** EXERCISE **
Each line of the material below that holds the word "Kotak" needs to be copied.

** RECORD LIST **
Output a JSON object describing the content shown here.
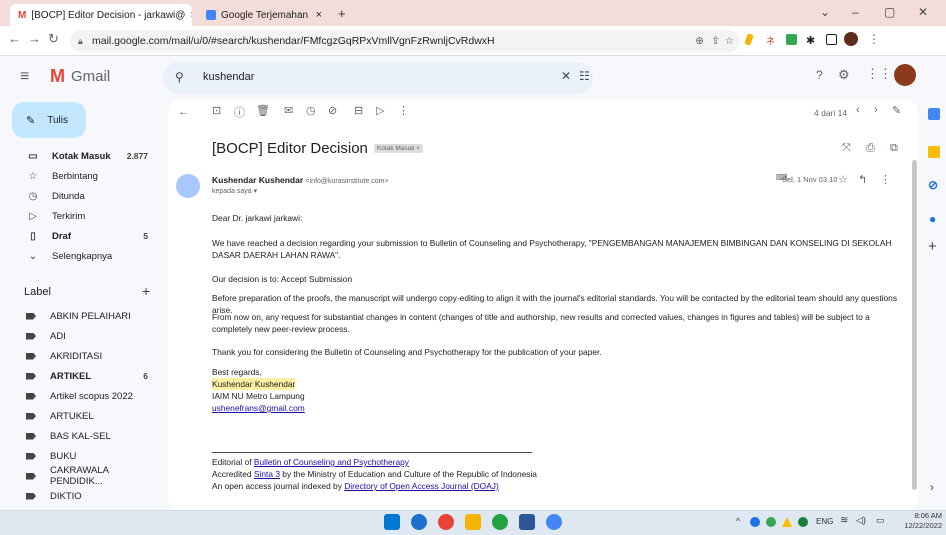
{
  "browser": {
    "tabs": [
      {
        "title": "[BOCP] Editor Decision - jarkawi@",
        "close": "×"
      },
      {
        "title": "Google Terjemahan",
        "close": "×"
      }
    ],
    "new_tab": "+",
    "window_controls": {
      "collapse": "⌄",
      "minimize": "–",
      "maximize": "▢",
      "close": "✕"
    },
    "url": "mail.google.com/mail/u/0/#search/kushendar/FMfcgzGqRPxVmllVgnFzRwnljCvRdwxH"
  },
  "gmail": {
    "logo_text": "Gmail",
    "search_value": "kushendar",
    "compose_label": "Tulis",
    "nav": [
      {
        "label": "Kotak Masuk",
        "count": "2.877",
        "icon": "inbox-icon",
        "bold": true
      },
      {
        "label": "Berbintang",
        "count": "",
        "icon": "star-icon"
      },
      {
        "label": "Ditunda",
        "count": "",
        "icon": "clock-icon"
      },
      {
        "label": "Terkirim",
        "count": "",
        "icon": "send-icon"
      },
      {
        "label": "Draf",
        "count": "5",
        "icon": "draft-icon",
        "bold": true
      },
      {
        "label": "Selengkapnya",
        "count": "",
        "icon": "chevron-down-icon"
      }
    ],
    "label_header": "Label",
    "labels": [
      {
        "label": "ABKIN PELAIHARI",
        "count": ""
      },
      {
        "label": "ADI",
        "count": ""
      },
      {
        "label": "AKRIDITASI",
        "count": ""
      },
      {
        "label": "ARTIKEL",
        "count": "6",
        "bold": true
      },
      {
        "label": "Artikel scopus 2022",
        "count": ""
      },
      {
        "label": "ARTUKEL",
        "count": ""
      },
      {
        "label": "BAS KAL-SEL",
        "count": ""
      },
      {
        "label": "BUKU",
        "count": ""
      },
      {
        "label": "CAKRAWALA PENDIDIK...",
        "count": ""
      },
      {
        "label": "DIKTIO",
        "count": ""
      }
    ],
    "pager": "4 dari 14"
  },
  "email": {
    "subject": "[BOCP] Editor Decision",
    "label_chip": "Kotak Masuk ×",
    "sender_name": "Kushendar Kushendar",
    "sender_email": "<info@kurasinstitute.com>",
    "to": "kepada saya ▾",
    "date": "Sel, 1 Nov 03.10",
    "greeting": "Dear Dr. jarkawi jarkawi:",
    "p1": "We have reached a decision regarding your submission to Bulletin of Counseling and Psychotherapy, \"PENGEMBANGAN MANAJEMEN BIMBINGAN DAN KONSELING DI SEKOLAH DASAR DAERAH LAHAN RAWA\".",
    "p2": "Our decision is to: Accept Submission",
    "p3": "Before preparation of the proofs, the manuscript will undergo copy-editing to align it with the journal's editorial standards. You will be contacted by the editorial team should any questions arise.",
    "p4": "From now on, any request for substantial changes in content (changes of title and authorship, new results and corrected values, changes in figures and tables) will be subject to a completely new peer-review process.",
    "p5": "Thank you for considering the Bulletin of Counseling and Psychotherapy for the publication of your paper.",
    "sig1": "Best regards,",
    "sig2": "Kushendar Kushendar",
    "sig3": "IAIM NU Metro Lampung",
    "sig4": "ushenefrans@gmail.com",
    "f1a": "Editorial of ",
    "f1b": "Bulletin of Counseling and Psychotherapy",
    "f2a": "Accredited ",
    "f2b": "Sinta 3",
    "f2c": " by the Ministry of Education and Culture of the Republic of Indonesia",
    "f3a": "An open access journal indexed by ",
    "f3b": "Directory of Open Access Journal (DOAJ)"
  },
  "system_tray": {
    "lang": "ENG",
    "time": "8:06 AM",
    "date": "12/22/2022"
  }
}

** FINISHED TASK **
        "label": "Kotak Masuk",
    "label_chip": "Kotak Masuk ×",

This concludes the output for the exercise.